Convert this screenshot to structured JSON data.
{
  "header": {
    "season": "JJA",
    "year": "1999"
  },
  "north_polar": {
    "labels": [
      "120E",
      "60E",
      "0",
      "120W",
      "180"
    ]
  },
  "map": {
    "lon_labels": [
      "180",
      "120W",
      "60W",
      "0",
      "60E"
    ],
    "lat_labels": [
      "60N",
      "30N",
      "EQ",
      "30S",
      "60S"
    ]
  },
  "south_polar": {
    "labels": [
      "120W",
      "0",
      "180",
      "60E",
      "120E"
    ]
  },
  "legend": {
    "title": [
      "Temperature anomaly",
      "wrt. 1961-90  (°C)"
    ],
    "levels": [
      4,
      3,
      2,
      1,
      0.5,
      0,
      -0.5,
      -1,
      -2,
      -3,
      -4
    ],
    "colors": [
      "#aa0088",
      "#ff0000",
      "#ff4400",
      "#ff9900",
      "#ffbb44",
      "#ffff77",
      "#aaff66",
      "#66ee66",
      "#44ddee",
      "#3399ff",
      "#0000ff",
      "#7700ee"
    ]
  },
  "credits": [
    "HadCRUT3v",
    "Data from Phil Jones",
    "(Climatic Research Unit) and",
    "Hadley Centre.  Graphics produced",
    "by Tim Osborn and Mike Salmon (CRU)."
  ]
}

:: WHAT NEEDS TO BE DONE ::
Retype each record exactly, leaving nothing out.

:: EXPECTED ANSWER ::
Convert this screenshot to structured JSON data.
{
  "header": {
    "season": "JJA",
    "year": "1999"
  },
  "north_polar": {
    "labels": [
      "120E",
      "60E",
      "0",
      "120W",
      "180"
    ]
  },
  "map": {
    "lon_labels": [
      "180",
      "120W",
      "60W",
      "0",
      "60E"
    ],
    "lat_labels": [
      "60N",
      "30N",
      "EQ",
      "30S",
      "60S"
    ]
  },
  "south_polar": {
    "labels": [
      "120W",
      "0",
      "180",
      "60E",
      "120E"
    ]
  },
  "legend": {
    "title": [
      "Temperature anomaly",
      "wrt. 1961-90  (°C)"
    ],
    "levels": [
      4,
      3,
      2,
      1,
      0.5,
      0,
      -0.5,
      -1,
      -2,
      -3,
      -4
    ],
    "colors": [
      "#aa0088",
      "#ff0000",
      "#ff4400",
      "#ff9900",
      "#ffbb44",
      "#ffff77",
      "#aaff66",
      "#66ee66",
      "#44ddee",
      "#3399ff",
      "#0000ff",
      "#7700ee"
    ]
  },
  "credits": [
    "HadCRUT3v",
    "Data from Phil Jones",
    "(Climatic Research Unit) and",
    "Hadley Centre.  Graphics produced",
    "by Tim Osborn and Mike Salmon (CRU)."
  ]
}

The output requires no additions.